**EXERCISE TASK**: For every line in the data below that contains "price", copy the line.

+++ EXERCISE MATERIALS +++

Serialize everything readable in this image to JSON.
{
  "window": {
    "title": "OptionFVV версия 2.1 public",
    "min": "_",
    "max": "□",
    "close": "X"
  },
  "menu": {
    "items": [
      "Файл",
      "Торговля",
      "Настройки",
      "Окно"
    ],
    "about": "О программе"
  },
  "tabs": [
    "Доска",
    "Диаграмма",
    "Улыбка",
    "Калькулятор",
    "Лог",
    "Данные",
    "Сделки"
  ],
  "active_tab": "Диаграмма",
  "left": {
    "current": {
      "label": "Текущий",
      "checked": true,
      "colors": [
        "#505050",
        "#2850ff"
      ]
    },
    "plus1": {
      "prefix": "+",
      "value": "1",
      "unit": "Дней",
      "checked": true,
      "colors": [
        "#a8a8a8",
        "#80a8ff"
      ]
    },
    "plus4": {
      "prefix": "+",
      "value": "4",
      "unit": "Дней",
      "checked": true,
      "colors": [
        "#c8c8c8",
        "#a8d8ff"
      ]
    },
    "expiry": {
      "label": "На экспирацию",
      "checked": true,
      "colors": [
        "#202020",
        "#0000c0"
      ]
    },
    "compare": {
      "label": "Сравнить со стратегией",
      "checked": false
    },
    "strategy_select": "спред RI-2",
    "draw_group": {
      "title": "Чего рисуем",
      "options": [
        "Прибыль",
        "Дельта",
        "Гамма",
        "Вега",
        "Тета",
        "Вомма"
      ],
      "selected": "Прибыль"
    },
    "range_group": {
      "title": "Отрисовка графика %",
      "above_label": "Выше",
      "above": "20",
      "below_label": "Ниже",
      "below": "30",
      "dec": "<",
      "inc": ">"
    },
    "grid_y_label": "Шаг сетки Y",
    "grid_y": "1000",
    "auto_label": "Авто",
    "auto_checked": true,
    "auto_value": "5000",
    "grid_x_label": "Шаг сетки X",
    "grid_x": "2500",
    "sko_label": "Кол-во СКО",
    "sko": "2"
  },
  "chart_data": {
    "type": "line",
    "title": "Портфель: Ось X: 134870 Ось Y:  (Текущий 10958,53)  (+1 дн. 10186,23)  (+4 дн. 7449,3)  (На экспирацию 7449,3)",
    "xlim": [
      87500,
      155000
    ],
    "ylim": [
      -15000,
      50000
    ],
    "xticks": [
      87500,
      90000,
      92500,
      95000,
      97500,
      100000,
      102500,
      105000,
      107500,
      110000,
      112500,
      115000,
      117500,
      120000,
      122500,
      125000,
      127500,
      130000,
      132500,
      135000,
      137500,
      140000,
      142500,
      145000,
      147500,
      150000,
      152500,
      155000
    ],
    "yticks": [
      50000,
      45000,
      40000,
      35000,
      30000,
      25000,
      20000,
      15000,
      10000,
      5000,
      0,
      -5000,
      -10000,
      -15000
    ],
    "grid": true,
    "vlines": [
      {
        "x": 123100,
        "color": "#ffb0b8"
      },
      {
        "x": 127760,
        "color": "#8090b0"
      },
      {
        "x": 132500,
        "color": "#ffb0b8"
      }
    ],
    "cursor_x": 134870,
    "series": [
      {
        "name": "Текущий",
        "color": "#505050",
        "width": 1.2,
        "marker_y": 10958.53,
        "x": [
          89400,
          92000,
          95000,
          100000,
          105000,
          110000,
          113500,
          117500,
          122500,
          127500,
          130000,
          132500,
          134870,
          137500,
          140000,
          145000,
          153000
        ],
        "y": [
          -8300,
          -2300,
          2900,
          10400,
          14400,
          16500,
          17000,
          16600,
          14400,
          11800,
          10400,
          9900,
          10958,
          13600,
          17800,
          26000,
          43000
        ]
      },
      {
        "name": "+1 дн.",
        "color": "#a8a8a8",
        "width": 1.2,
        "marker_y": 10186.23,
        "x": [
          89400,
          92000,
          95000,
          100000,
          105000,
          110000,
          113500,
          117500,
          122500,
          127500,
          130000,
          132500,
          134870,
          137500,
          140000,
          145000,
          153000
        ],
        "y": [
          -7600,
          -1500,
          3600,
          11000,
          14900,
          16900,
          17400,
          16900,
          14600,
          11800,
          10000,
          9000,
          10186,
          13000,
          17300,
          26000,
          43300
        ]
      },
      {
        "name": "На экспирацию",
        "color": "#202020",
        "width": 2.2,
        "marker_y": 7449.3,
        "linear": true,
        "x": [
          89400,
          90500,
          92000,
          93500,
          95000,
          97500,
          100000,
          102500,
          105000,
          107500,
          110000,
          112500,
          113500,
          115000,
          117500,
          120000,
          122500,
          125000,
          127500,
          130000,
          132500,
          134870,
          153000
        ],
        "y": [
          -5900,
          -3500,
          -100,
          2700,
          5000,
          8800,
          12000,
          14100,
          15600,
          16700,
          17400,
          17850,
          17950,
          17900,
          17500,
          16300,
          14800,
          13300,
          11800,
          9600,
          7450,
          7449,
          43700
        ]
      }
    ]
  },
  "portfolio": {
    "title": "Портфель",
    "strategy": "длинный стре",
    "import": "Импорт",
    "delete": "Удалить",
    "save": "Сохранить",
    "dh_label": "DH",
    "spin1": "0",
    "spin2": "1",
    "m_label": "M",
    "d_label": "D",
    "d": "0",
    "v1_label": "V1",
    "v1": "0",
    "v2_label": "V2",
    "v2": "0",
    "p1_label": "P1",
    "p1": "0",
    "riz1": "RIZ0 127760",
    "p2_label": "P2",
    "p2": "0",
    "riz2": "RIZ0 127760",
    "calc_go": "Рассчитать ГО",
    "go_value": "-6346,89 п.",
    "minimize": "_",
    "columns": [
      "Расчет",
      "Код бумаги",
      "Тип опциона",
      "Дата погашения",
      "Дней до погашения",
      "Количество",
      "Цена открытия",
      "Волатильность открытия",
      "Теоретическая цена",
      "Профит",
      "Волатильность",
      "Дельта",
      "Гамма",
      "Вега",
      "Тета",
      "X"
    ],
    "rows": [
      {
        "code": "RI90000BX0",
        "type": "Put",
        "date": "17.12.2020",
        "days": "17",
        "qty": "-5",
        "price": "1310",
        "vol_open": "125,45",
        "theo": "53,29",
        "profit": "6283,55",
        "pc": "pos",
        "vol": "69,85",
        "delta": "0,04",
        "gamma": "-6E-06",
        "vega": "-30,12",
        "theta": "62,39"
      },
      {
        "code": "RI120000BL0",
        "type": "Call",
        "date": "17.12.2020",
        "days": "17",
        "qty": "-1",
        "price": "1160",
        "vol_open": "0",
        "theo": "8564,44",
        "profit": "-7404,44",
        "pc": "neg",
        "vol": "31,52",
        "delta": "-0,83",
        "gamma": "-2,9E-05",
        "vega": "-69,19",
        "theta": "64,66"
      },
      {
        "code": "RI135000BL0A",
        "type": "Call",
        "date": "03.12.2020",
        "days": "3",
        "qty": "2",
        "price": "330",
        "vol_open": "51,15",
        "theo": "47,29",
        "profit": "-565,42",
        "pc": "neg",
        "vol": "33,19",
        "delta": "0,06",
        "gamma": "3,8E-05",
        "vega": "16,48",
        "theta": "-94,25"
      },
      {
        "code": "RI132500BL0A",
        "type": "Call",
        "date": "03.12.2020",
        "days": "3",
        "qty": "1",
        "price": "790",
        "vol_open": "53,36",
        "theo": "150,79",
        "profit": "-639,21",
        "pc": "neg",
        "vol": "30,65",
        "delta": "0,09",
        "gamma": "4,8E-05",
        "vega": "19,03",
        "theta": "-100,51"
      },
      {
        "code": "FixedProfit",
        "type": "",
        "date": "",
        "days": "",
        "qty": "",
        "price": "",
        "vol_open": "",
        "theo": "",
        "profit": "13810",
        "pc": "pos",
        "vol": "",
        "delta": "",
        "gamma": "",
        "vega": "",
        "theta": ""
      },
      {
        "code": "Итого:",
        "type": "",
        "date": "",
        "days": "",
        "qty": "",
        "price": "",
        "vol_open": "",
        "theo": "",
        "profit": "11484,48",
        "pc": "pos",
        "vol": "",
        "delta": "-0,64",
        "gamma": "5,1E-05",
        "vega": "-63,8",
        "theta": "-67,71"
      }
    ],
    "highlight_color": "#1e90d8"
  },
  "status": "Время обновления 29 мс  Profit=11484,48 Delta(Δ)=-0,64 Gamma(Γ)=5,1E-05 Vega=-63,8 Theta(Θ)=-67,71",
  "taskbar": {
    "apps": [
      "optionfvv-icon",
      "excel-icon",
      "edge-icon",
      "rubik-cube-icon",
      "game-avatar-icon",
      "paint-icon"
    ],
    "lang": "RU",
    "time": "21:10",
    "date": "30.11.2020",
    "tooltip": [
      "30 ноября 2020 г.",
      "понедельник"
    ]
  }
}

+++

**WRITTEN ANSWER**:
        "price": "1310",
        "price": "1160",
        "price": "330",
        "price": "790",
        "price": "",
        "price": "",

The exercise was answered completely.